Task input —
= = = = = = =
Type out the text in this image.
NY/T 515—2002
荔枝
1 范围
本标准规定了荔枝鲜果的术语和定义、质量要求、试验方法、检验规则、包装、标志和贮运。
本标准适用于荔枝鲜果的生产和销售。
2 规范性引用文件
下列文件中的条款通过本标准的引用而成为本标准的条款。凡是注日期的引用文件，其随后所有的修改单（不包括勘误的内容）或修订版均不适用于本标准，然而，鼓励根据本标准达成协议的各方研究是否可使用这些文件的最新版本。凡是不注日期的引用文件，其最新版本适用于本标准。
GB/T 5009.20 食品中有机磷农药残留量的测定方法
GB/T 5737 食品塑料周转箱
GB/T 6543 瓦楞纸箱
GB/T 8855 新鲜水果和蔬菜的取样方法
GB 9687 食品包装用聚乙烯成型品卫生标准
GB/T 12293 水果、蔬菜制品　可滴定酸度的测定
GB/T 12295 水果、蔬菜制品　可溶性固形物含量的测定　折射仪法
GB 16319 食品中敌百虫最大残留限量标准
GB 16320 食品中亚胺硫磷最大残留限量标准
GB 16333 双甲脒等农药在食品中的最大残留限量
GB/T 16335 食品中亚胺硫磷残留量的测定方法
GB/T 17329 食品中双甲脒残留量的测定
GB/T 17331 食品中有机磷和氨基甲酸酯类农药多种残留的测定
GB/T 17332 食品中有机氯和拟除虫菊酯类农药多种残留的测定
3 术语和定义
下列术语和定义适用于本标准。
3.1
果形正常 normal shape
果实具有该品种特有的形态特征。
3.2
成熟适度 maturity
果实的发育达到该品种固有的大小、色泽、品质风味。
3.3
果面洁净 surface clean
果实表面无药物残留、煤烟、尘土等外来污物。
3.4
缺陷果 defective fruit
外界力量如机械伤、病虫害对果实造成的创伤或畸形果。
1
= = = = = = =
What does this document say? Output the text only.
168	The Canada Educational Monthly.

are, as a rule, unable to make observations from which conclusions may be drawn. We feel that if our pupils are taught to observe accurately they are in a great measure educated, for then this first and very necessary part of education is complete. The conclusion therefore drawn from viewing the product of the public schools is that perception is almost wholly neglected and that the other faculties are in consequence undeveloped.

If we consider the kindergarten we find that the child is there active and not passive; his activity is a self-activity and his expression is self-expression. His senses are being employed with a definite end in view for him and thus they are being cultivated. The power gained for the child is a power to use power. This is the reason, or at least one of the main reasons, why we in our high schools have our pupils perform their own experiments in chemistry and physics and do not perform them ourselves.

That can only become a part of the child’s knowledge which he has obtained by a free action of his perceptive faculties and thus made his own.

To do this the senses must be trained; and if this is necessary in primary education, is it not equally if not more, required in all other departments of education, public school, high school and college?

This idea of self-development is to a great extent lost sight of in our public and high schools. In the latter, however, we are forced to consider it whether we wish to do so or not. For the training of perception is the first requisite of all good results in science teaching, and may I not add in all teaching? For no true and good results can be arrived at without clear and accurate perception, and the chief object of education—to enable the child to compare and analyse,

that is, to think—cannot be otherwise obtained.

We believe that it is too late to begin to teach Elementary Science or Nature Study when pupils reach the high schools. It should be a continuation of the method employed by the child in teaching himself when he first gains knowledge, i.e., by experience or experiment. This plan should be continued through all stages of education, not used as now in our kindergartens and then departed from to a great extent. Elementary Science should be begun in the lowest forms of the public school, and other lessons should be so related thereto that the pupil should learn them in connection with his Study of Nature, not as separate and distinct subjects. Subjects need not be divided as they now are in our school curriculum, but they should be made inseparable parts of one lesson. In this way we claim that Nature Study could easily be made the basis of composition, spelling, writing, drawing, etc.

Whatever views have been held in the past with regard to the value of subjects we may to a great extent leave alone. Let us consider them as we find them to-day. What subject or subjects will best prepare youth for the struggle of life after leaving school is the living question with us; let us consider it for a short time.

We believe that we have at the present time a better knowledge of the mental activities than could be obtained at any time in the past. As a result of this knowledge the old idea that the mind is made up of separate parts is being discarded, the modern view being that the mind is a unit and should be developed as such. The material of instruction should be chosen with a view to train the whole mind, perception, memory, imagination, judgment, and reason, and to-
= = = = = = =
Set problem —
State how many lines of the material contain the string "being", with no other words.

Task output —
2